**Exercise**
Pick out the lines containing "model".

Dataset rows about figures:
********************

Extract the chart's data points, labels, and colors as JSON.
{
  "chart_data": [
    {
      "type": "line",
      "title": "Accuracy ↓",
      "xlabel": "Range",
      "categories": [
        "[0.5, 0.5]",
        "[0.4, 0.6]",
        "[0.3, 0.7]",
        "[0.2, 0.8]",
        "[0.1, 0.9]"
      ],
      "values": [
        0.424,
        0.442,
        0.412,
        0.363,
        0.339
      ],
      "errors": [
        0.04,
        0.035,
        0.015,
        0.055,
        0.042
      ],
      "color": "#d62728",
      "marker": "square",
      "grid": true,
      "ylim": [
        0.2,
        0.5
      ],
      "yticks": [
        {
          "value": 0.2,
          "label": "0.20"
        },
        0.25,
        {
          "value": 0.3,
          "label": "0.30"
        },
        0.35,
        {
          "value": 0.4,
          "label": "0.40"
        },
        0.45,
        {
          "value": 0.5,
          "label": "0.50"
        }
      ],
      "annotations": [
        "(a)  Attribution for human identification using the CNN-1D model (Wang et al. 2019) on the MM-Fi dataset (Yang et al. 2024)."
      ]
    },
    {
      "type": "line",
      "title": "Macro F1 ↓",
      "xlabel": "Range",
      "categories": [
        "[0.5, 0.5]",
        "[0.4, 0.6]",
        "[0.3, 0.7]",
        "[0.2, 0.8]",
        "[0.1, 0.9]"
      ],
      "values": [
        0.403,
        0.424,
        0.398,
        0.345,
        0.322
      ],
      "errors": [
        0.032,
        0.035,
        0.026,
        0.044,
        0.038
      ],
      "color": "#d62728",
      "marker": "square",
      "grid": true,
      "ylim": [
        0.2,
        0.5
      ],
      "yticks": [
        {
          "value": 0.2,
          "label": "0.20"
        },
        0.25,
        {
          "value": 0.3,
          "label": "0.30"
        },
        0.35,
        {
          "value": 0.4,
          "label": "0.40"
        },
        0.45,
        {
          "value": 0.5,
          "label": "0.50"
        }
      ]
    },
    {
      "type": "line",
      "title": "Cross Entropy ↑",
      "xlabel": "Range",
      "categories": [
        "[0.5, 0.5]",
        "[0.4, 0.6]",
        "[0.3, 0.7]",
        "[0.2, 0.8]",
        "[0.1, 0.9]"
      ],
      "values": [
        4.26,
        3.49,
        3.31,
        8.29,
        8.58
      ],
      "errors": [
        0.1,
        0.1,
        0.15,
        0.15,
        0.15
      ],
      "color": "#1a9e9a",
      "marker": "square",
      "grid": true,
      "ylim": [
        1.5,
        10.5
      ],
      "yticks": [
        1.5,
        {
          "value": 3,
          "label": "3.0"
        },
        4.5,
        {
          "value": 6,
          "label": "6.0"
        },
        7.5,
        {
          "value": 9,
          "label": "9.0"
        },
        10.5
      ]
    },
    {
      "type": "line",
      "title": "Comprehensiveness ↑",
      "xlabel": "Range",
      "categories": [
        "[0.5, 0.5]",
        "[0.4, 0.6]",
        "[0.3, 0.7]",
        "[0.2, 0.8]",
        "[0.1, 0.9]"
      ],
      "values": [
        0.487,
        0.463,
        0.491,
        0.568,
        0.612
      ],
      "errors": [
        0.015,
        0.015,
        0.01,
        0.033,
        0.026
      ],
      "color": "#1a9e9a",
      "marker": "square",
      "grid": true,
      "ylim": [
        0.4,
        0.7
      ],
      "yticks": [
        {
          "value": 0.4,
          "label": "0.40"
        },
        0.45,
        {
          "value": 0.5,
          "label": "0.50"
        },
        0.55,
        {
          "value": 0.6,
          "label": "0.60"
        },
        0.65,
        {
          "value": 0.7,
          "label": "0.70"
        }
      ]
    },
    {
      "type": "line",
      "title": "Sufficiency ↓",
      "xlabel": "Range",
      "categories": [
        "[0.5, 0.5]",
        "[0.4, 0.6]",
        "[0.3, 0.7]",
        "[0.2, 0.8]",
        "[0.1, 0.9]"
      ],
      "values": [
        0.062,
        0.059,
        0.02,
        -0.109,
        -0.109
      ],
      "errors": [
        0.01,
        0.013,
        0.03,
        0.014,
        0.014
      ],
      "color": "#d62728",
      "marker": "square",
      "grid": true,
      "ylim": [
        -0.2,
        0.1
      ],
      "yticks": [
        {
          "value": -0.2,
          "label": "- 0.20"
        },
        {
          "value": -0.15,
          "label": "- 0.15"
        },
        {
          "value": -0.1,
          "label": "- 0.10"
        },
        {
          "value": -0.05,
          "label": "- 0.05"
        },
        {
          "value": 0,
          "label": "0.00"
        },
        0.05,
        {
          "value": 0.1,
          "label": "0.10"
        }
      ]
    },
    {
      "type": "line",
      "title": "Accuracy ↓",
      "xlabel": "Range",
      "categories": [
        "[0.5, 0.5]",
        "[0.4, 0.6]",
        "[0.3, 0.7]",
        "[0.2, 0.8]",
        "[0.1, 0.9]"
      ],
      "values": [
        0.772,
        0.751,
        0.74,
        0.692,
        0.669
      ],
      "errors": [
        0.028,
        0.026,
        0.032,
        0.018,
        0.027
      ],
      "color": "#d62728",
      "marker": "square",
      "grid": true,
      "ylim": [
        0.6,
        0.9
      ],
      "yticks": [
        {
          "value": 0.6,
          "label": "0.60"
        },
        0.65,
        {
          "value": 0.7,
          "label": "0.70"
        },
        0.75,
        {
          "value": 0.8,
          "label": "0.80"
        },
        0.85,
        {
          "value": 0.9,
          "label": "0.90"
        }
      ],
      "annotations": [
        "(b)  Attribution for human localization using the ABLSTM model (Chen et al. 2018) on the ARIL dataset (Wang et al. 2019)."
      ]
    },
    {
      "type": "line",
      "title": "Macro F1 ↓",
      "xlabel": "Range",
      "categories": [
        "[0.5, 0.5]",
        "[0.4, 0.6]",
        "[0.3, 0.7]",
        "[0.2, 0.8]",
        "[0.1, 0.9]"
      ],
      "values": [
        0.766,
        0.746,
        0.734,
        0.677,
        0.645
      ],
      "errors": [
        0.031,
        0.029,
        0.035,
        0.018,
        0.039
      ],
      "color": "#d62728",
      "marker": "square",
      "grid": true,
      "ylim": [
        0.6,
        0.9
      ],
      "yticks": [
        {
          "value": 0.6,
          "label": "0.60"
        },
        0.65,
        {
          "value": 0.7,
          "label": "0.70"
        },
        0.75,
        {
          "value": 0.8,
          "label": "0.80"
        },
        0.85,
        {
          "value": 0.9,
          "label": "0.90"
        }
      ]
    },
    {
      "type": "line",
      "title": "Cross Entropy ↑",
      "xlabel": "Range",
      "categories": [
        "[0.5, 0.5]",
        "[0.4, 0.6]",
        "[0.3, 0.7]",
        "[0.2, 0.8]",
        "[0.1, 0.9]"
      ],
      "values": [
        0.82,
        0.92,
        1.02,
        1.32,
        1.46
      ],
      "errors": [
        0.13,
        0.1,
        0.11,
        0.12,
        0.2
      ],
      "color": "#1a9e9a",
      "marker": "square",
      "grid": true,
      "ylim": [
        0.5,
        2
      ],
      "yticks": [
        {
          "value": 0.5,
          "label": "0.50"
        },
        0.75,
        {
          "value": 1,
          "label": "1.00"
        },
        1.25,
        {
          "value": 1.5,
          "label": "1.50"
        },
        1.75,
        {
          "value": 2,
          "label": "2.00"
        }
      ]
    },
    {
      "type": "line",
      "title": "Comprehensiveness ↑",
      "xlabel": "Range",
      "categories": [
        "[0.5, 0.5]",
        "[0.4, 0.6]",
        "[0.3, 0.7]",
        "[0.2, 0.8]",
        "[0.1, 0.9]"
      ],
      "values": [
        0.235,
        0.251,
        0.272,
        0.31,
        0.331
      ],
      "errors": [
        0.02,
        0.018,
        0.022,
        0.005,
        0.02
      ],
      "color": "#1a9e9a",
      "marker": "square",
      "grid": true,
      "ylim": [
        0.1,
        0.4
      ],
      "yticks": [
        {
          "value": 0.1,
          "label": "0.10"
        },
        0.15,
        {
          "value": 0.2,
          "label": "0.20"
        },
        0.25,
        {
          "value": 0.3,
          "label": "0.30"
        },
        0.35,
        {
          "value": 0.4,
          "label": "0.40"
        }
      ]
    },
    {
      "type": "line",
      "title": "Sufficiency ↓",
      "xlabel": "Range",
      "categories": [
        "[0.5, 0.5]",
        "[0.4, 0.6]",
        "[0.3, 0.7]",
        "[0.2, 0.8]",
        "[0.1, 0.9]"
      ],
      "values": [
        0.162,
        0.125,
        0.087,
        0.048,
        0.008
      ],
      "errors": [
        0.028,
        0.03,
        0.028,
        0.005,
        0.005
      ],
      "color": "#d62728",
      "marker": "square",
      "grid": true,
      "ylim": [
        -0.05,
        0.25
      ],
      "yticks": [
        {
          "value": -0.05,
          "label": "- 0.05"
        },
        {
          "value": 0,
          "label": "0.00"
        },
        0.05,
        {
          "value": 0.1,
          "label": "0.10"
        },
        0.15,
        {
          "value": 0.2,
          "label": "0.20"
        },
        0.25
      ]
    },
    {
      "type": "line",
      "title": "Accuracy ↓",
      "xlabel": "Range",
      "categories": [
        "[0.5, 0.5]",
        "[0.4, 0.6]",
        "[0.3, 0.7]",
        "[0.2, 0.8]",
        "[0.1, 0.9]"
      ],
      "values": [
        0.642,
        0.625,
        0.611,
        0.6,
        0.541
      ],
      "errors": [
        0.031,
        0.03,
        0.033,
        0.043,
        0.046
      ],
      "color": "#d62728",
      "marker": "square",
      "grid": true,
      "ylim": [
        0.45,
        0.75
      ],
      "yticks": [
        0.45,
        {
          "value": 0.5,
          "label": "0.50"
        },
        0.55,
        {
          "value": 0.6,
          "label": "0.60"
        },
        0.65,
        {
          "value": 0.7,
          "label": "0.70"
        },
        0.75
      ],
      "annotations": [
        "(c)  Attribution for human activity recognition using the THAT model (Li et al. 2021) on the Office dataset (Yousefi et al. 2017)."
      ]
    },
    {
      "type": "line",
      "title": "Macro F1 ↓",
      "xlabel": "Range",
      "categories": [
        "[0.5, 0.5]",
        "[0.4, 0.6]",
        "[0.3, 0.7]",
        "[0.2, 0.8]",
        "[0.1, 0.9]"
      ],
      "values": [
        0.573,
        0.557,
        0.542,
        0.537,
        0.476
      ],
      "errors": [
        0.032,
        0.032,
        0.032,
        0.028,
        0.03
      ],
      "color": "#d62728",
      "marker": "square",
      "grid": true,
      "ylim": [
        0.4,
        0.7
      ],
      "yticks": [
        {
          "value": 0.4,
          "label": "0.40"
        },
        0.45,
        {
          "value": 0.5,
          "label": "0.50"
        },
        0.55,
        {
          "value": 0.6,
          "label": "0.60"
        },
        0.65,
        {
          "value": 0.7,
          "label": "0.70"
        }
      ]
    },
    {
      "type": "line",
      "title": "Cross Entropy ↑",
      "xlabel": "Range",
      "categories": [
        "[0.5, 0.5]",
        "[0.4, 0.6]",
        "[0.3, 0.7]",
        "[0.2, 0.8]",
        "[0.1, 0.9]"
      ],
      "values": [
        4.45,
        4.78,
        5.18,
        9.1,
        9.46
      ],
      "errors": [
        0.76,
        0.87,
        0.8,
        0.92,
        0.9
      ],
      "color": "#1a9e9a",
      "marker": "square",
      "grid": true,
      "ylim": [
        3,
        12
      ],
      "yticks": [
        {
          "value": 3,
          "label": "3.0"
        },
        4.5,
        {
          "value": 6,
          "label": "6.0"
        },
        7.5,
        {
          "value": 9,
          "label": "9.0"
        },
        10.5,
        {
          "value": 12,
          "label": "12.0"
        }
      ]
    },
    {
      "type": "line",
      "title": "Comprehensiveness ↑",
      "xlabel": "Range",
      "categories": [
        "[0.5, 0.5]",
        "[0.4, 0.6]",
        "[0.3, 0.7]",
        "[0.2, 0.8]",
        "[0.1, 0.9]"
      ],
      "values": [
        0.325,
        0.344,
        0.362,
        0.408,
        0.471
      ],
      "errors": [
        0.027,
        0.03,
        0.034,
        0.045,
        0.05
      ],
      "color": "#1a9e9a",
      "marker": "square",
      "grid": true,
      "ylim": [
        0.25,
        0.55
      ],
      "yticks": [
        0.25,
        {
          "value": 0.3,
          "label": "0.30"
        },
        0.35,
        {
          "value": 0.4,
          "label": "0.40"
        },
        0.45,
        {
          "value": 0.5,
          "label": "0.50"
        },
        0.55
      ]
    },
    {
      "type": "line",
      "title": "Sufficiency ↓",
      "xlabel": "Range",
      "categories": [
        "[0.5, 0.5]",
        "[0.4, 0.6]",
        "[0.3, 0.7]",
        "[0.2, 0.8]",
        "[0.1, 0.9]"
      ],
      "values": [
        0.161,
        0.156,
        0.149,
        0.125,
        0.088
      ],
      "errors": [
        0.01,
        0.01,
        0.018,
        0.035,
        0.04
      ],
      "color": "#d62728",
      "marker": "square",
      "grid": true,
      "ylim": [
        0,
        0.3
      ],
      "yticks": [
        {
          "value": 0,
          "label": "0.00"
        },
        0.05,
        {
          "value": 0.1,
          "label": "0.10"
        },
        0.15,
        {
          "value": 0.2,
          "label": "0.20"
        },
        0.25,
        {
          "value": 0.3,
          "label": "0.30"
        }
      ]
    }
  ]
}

********************

**Final result**
        "(a)  Attribution for human identification using the CNN-1D model (Wang et al. 2019) on the MM-Fi dataset (Yang et al. 2024)."
        "(b)  Attribution for human localization using the ABLSTM model (Chen et al. 2018) on the ARIL dataset (Wang et al. 2019)."
        "(c)  Attribution for human activity recognition using the THAT model (Li et al. 2021) on the Office dataset (Yousefi et al. 2017)."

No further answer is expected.